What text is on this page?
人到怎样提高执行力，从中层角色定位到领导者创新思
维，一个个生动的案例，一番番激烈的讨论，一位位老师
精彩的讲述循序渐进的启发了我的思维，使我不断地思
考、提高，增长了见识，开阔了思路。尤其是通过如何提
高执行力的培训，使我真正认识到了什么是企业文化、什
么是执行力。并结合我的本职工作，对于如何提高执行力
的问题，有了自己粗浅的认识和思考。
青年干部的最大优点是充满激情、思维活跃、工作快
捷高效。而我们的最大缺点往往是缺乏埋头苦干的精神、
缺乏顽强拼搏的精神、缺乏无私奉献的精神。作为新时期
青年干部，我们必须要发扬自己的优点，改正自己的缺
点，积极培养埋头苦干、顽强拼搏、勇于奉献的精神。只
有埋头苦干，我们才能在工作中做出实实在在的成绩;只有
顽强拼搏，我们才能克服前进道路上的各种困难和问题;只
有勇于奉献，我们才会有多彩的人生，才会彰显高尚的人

= = = = =

> _Problem_
Extract the full listing above without alteration.

> _Solution below_
What text is on this page?
人到怎样提高执行力，从中层角色定位到领导者创新思
维，一个个生动的案例，一番番激烈的讨论，一位位老师
精彩的讲述循序渐进的启发了我的思维，使我不断地思
考、提高，增长了见识，开阔了思路。尤其是通过如何提
高执行力的培训，使我真正认识到了什么是企业文化、什
么是执行力。并结合我的本职工作，对于如何提高执行力
的问题，有了自己粗浅的认识和思考。
青年干部的最大优点是充满激情、思维活跃、工作快
捷高效。而我们的最大缺点往往是缺乏埋头苦干的精神、
缺乏顽强拼搏的精神、缺乏无私奉献的精神。作为新时期
青年干部，我们必须要发扬自己的优点，改正自己的缺
点，积极培养埋头苦干、顽强拼搏、勇于奉献的精神。只
有埋头苦干，我们才能在工作中做出实实在在的成绩;只有
顽强拼搏，我们才能克服前进道路上的各种困难和问题;只
有勇于奉献，我们才会有多彩的人生，才会彰显高尚的人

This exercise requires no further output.